**WORK REQUIRED:**
Leaving out the pictures, transcribe all of the records faithfully.

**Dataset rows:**
━━━━━━

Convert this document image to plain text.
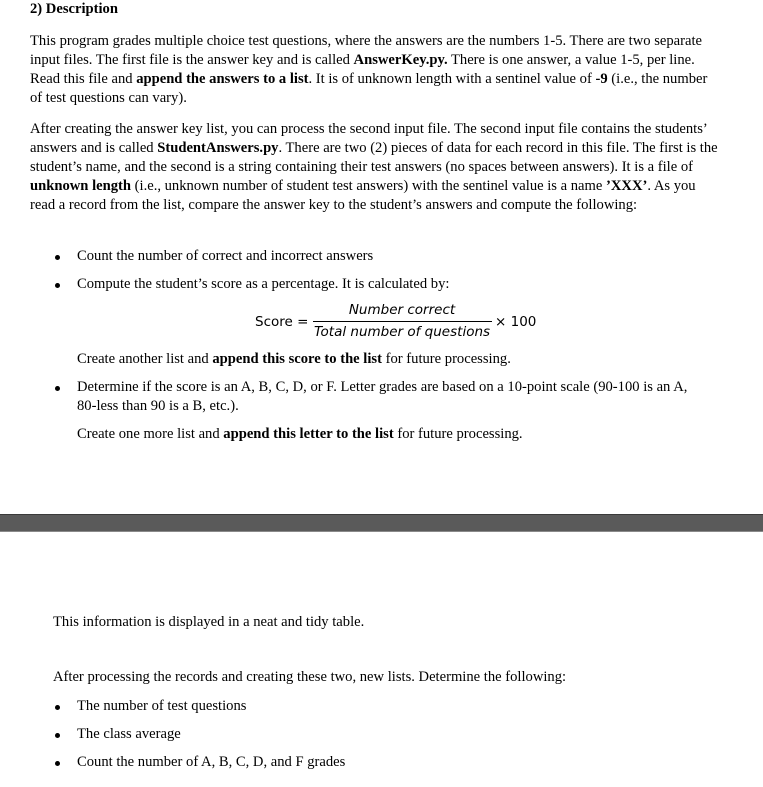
2) Description
This program grades multiple choice test questions, where the answers are the numbers 1-5. There are two separate input files. The first file is the answer key and is called AnswerKey.py. There is one answer, a value 1-5, per line. Read this file and append the answers to a list. It is of unknown length with a sentinel value of -9 (i.e., the number of test questions can vary).
After creating the answer key list, you can process the second input file. The second input file contains the students’ answers and is called StudentAnswers.py. There are two (2) pieces of data for each record in this file. The first is the student’s name, and the second is a string containing their test answers (no spaces between answers). It is a file of unknown length (i.e., unknown number of student test answers) with the sentinel value is a name ’XXX’. As you read a record from the list, compare the answer key to the student’s answers and compute the following:
Count the number of correct and incorrect answers
Compute the student’s score as a percentage. It is calculated by:
Score =
Number correct
Total number of questions
× 100
Create another list and append this score to the list for future processing.
Determine if the score is an A, B, C, D, or F. Letter grades are based on a 10-point scale (90-100 is an A, 80-less than 90 is a B, etc.).
Create one more list and append this letter to the list for future processing.
This information is displayed in a neat and tidy table.
After processing the records and creating these two, new lists. Determine the following:
The number of test questions
The class average
Count the number of A, B, C, D, and F grades
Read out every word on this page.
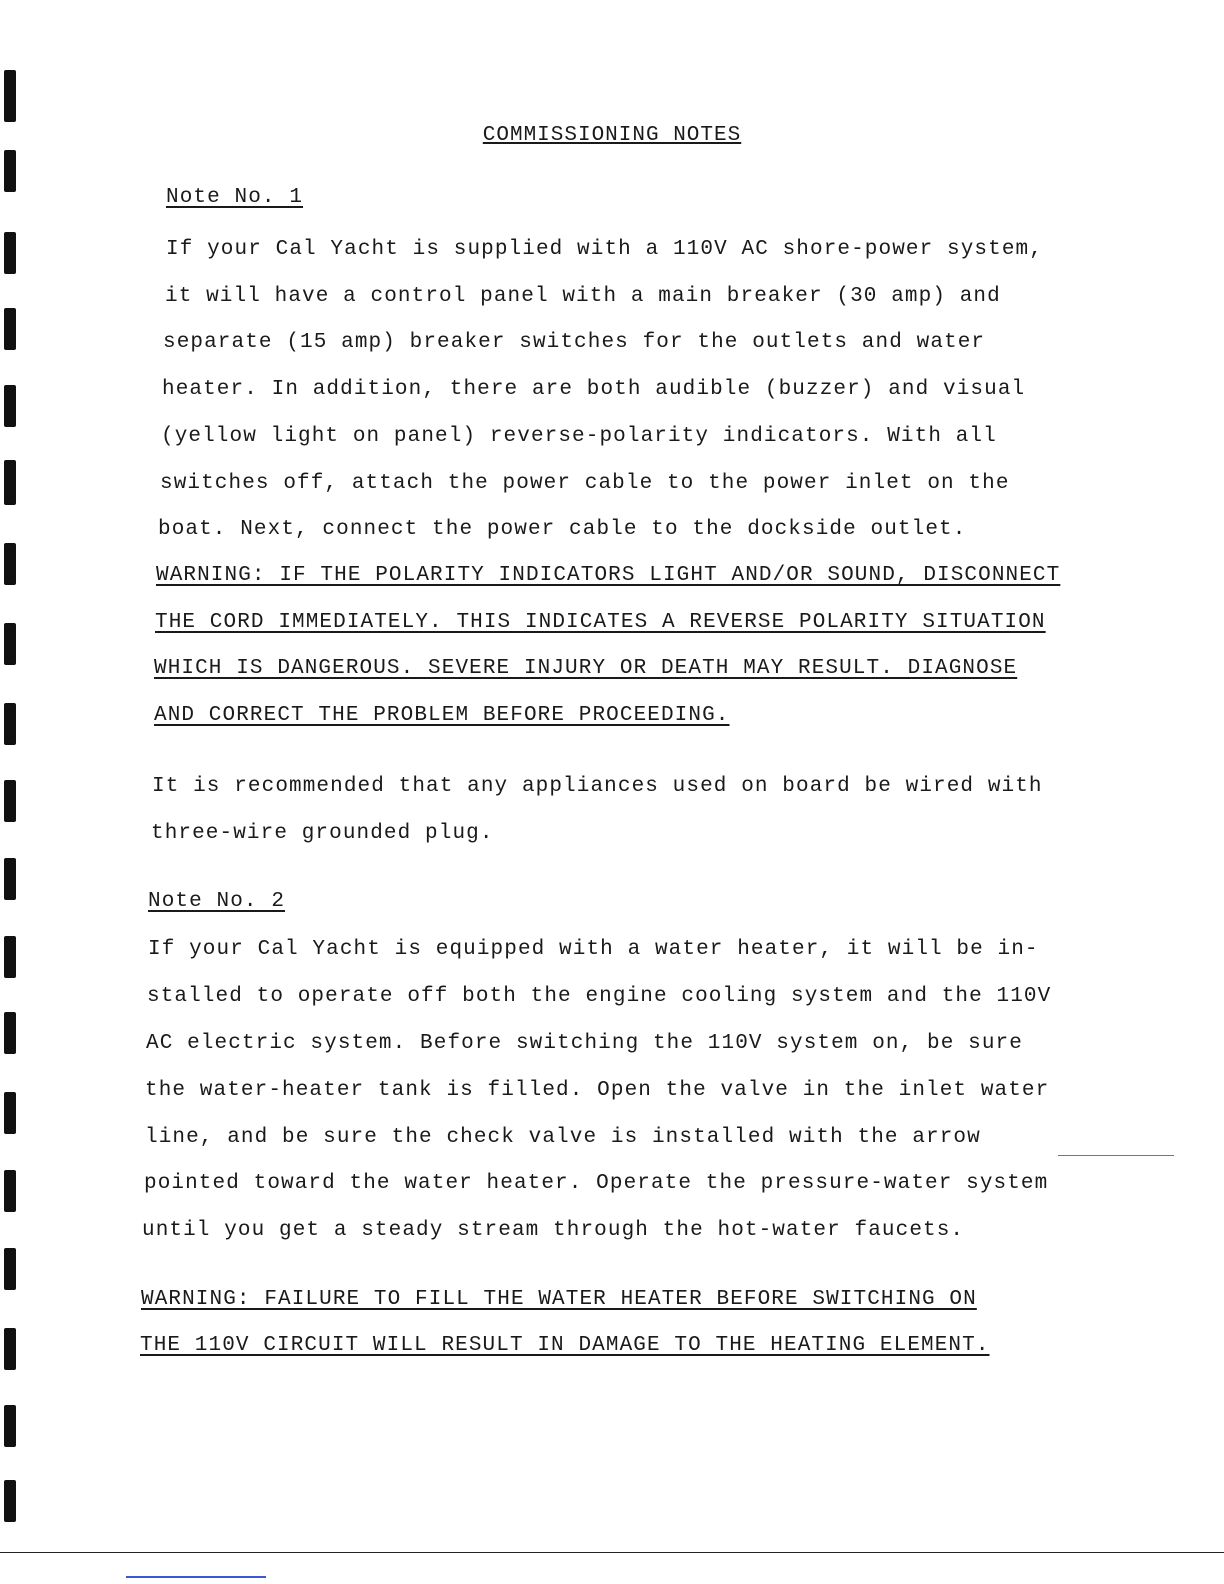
COMMISSIONING NOTES
Note No. 1
If your Cal Yacht is supplied with a 110V AC shore-power system,
it will have a control panel with a main breaker (30 amp) and
separate (15 amp) breaker switches for the outlets and water
heater. In addition, there are both audible (buzzer) and visual
(yellow light on panel) reverse-polarity indicators. With all
switches off, attach the power cable to the power inlet on the
boat. Next, connect the power cable to the dockside outlet.
WARNING: IF THE POLARITY INDICATORS LIGHT AND/OR SOUND, DISCONNECT
THE CORD IMMEDIATELY. THIS INDICATES A REVERSE POLARITY SITUATION
WHICH IS DANGEROUS. SEVERE INJURY OR DEATH MAY RESULT. DIAGNOSE
AND CORRECT THE PROBLEM BEFORE PROCEEDING.
It is recommended that any appliances used on board be wired with
three-wire grounded plug.
Note No. 2
If your Cal Yacht is equipped with a water heater, it will be in-
stalled to operate off both the engine cooling system and the 110V
AC electric system. Before switching the 110V system on, be sure
the water-heater tank is filled. Open the valve in the inlet water
line, and be sure the check valve is installed with the arrow
pointed toward the water heater. Operate the pressure-water system
until you get a steady stream through the hot-water faucets.
WARNING: FAILURE TO FILL THE WATER HEATER BEFORE SWITCHING ON
THE 110V CIRCUIT WILL RESULT IN DAMAGE TO THE HEATING ELEMENT.
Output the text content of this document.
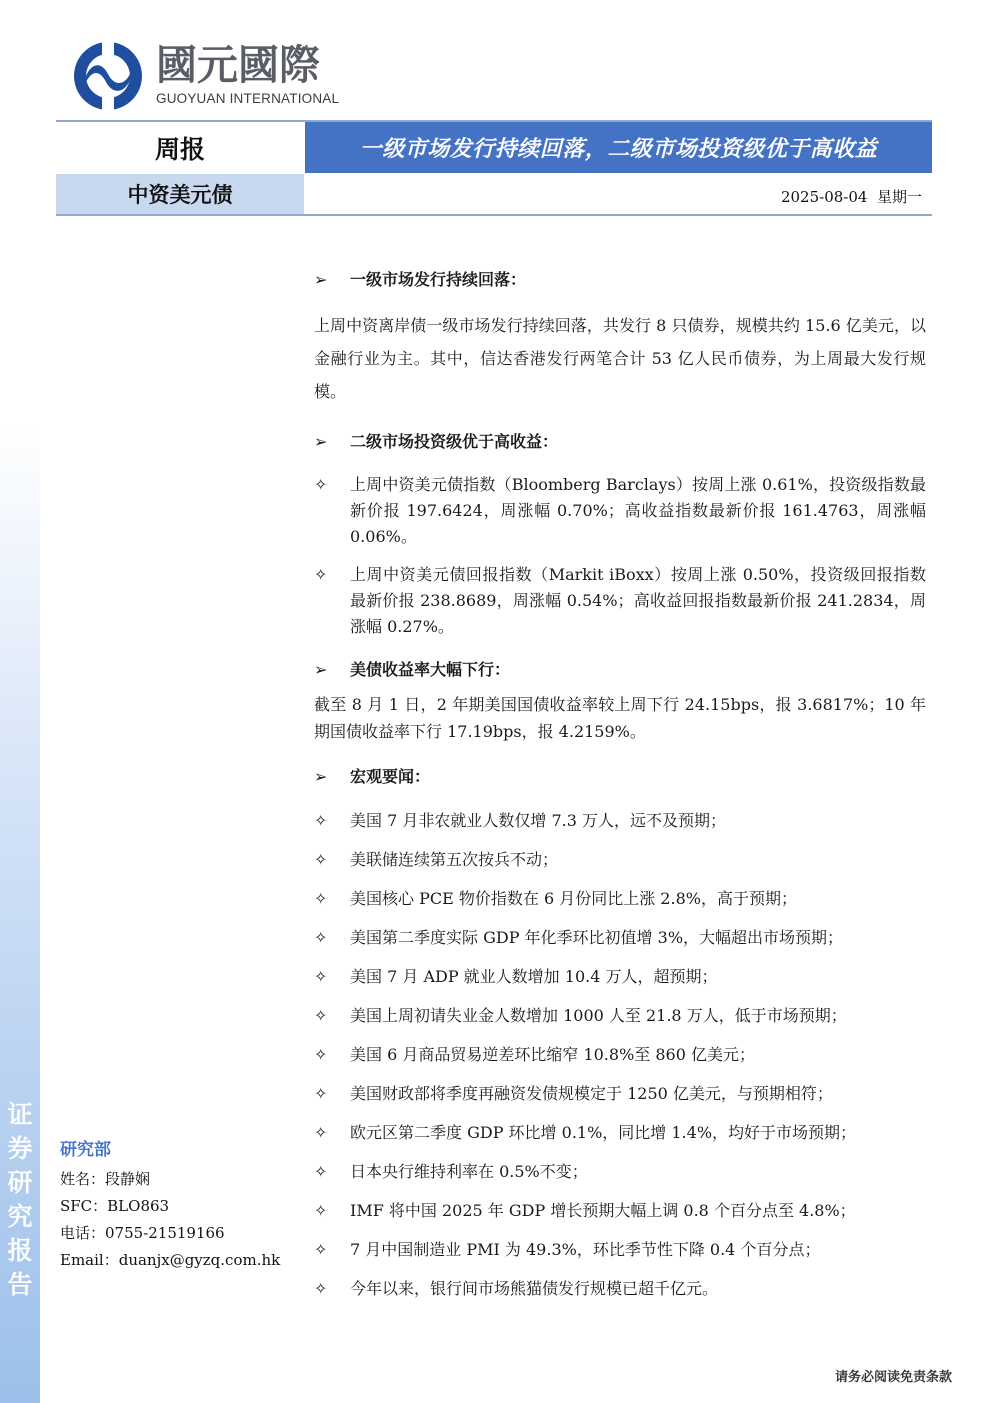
证
券
研
究
报
告
國元國際
GUOYUAN INTERNATIONAL
周报	一级市场发行持续回落，二级市场投资级优于高收益
中资美元债	2025-08-04 星期一
➢	一级市场发行持续回落：
上周中资离岸债一级市场发行持续回落，共发行 8 只债券，规模共约 15.6 亿美元，以金融行业为主。其中，信达香港发行两笔合计 53 亿人民币债券，为上周最大发行规模。
➢	二级市场投资级优于高收益：
✧	上周中资美元债指数（Bloomberg Barclays）按周上涨 0.61%，投资级指数最新价报 197.6424，周涨幅 0.70%；高收益指数最新价报 161.4763，周涨幅 0.06%。
✧	上周中资美元债回报指数（Markit iBoxx）按周上涨 0.50%，投资级回报指数最新价报 238.8689，周涨幅 0.54%；高收益回报指数最新价报 241.2834，周涨幅 0.27%。
➢	美债收益率大幅下行：
截至 8 月 1 日，2 年期美国国债收益率较上周下行 24.15bps，报 3.6817%；10 年期国债收益率下行 17.19bps，报 4.2159%。
➢	宏观要闻：
✧	美国 7 月非农就业人数仅增 7.3 万人，远不及预期；
✧	美联储连续第五次按兵不动；
✧	美国核心 PCE 物价指数在 6 月份同比上涨 2.8%，高于预期；
✧	美国第二季度实际 GDP 年化季环比初值增 3%，大幅超出市场预期；
✧	美国 7 月 ADP 就业人数增加 10.4 万人，超预期；
✧	美国上周初请失业金人数增加 1000 人至 21.8 万人，低于市场预期；
✧	美国 6 月商品贸易逆差环比缩窄 10.8%至 860 亿美元；
✧	美国财政部将季度再融资发债规模定于 1250 亿美元，与预期相符；
✧	欧元区第二季度 GDP 环比增 0.1%，同比增 1.4%，均好于市场预期；
✧	日本央行维持利率在 0.5%不变；
✧	IMF 将中国 2025 年 GDP 增长预期大幅上调 0.8 个百分点至 4.8%；
✧	7 月中国制造业 PMI 为 49.3%，环比季节性下降 0.4 个百分点；
✧	今年以来，银行间市场熊猫债发行规模已超千亿元。
研究部
姓名：段静娴
SFC：BLO863
电话：0755-21519166
Email：duanjx@gyzq.com.hk
请务必阅读免责条款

━━━━━━

**SOLUTION FOR THIS PROBLEM:**
Convert this document image to plain text.
2) Description
This program grades multiple choice test questions, where the answers are the numbers 1-5. There are two separate input files. The first file is the answer key and is called AnswerKey.py. There is one answer, a value 1-5, per line. Read this file and append the answers to a list. It is of unknown length with a sentinel value of -9 (i.e., the number of test questions can vary).
After creating the answer key list, you can process the second input file. The second input file contains the students’ answers and is called StudentAnswers.py. There are two (2) pieces of data for each record in this file. The first is the student’s name, and the second is a string containing their test answers (no spaces between answers). It is a file of unknown length (i.e., unknown number of student test answers) with the sentinel value is a name ’XXX’. As you read a record from the list, compare the answer key to the student’s answers and compute the following:
Count the number of correct and incorrect answers
Compute the student’s score as a percentage. It is calculated by:
Score =
Number correct
Total number of questions
× 100
Create another list and append this score to the list for future processing.
Determine if the score is an A, B, C, D, or F. Letter grades are based on a 10-point scale (90-100 is an A, 80-less than 90 is a B, etc.).
Create one more list and append this letter to the list for future processing.
This information is displayed in a neat and tidy table.
After processing the records and creating these two, new lists. Determine the following:
The number of test questions
The class average
Count the number of A, B, C, D, and F grades
Read out every word on this page.
COMMISSIONING NOTES
Note No. 1
If your Cal Yacht is supplied with a 110V AC shore-power system,
it will have a control panel with a main breaker (30 amp) and
separate (15 amp) breaker switches for the outlets and water
heater. In addition, there are both audible (buzzer) and visual
(yellow light on panel) reverse-polarity indicators. With all
switches off, attach the power cable to the power inlet on the
boat. Next, connect the power cable to the dockside outlet.
WARNING: IF THE POLARITY INDICATORS LIGHT AND/OR SOUND, DISCONNECT
THE CORD IMMEDIATELY. THIS INDICATES A REVERSE POLARITY SITUATION
WHICH IS DANGEROUS. SEVERE INJURY OR DEATH MAY RESULT. DIAGNOSE
AND CORRECT THE PROBLEM BEFORE PROCEEDING.
It is recommended that any appliances used on board be wired with
three-wire grounded plug.
Note No. 2
If your Cal Yacht is equipped with a water heater, it will be in-
stalled to operate off both the engine cooling system and the 110V
AC electric system. Before switching the 110V system on, be sure
the water-heater tank is filled. Open the valve in the inlet water
line, and be sure the check valve is installed with the arrow
pointed toward the water heater. Operate the pressure-water system
until you get a steady stream through the hot-water faucets.
WARNING: FAILURE TO FILL THE WATER HEATER BEFORE SWITCHING ON
THE 110V CIRCUIT WILL RESULT IN DAMAGE TO THE HEATING ELEMENT.
Output the text content of this document.
证
券
研
究
报
告
國元國際
GUOYUAN INTERNATIONAL
周报	一级市场发行持续回落，二级市场投资级优于高收益
中资美元债	2025-08-04 星期一
➢	一级市场发行持续回落：
上周中资离岸债一级市场发行持续回落，共发行 8 只债券，规模共约 15.6 亿美元，以金融行业为主。其中，信达香港发行两笔合计 53 亿人民币债券，为上周最大发行规模。
➢	二级市场投资级优于高收益：
✧	上周中资美元债指数（Bloomberg Barclays）按周上涨 0.61%，投资级指数最新价报 197.6424，周涨幅 0.70%；高收益指数最新价报 161.4763，周涨幅 0.06%。
✧	上周中资美元债回报指数（Markit iBoxx）按周上涨 0.50%，投资级回报指数最新价报 238.8689，周涨幅 0.54%；高收益回报指数最新价报 241.2834，周涨幅 0.27%。
➢	美债收益率大幅下行：
截至 8 月 1 日，2 年期美国国债收益率较上周下行 24.15bps，报 3.6817%；10 年期国债收益率下行 17.19bps，报 4.2159%。
➢	宏观要闻：
✧	美国 7 月非农就业人数仅增 7.3 万人，远不及预期；
✧	美联储连续第五次按兵不动；
✧	美国核心 PCE 物价指数在 6 月份同比上涨 2.8%，高于预期；
✧	美国第二季度实际 GDP 年化季环比初值增 3%，大幅超出市场预期；
✧	美国 7 月 ADP 就业人数增加 10.4 万人，超预期；
✧	美国上周初请失业金人数增加 1000 人至 21.8 万人，低于市场预期；
✧	美国 6 月商品贸易逆差环比缩窄 10.8%至 860 亿美元；
✧	美国财政部将季度再融资发债规模定于 1250 亿美元，与预期相符；
✧	欧元区第二季度 GDP 环比增 0.1%，同比增 1.4%，均好于市场预期；
✧	日本央行维持利率在 0.5%不变；
✧	IMF 将中国 2025 年 GDP 增长预期大幅上调 0.8 个百分点至 4.8%；
✧	7 月中国制造业 PMI 为 49.3%，环比季节性下降 0.4 个百分点；
✧	今年以来，银行间市场熊猫债发行规模已超千亿元。
研究部
姓名：段静娴
SFC：BLO863
电话：0755-21519166
Email：duanjx@gyzq.com.hk
请务必阅读免责条款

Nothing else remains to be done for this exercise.